Determine how many lines include the word "sowie", then give that number and nothing more.

Data excerpts
>> begin

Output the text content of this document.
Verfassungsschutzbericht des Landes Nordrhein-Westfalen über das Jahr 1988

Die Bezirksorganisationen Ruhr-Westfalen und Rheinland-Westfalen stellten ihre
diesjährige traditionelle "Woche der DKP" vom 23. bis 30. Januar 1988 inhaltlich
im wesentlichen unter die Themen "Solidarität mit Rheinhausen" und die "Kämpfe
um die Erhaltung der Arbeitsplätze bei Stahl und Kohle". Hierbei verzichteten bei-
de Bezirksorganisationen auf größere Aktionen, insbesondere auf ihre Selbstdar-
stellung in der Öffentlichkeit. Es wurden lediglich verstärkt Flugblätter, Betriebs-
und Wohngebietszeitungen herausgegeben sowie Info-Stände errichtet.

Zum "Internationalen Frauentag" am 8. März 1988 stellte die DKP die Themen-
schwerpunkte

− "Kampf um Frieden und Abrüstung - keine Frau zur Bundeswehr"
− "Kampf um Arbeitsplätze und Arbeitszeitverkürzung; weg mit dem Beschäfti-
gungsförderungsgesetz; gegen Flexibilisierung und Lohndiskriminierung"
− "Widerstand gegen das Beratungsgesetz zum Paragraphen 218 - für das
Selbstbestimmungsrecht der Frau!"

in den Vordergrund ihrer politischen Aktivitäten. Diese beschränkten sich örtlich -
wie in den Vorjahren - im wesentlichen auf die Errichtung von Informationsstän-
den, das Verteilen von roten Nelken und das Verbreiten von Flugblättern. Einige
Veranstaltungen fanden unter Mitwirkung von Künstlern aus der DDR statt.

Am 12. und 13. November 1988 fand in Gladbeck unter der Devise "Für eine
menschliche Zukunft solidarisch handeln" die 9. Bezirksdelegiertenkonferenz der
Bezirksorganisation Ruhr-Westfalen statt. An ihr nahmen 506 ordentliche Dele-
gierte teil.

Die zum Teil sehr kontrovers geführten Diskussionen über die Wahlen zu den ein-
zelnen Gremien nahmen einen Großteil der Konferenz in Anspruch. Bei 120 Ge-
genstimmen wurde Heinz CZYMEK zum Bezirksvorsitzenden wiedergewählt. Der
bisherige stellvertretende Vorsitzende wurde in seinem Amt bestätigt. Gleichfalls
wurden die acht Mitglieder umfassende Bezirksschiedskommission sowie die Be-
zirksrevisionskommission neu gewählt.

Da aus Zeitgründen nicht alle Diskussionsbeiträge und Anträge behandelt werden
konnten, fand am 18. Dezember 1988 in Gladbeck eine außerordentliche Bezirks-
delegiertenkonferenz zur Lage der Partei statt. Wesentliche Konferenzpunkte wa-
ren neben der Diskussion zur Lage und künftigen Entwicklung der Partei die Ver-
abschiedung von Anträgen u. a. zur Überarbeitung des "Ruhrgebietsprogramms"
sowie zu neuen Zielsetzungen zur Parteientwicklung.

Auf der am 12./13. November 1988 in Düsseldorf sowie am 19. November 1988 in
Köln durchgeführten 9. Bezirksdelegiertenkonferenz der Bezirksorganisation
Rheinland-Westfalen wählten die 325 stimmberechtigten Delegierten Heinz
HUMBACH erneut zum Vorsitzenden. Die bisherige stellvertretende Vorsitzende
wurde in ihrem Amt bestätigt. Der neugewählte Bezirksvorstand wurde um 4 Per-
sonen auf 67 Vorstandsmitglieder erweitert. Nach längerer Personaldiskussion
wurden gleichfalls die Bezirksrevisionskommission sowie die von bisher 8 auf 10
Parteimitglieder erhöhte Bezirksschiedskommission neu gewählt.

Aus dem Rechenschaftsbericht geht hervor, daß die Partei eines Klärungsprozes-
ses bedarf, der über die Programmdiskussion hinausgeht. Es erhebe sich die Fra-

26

>> end
>> begin

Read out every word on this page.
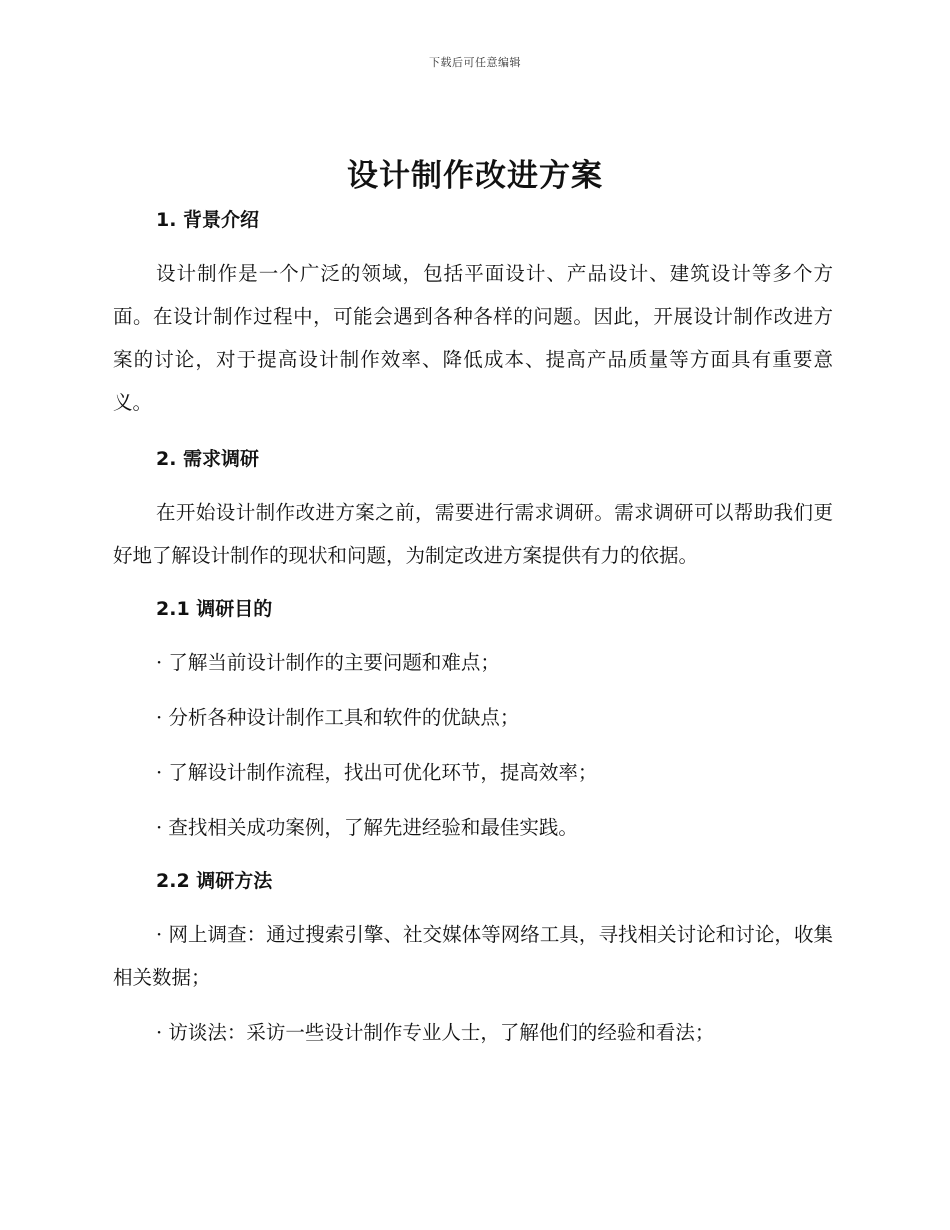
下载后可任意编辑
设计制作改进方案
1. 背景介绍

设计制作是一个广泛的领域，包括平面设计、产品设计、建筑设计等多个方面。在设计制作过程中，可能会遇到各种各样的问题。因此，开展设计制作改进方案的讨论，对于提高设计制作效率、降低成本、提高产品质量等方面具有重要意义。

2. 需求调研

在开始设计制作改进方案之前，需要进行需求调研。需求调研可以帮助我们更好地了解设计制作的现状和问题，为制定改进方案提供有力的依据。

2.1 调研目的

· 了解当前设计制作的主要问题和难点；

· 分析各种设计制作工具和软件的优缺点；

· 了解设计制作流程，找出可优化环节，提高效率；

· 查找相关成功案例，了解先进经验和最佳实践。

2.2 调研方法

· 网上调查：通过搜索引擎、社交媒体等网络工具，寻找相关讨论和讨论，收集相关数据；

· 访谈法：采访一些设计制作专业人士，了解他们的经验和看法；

>> end

• **WORKED ANSWER**: 5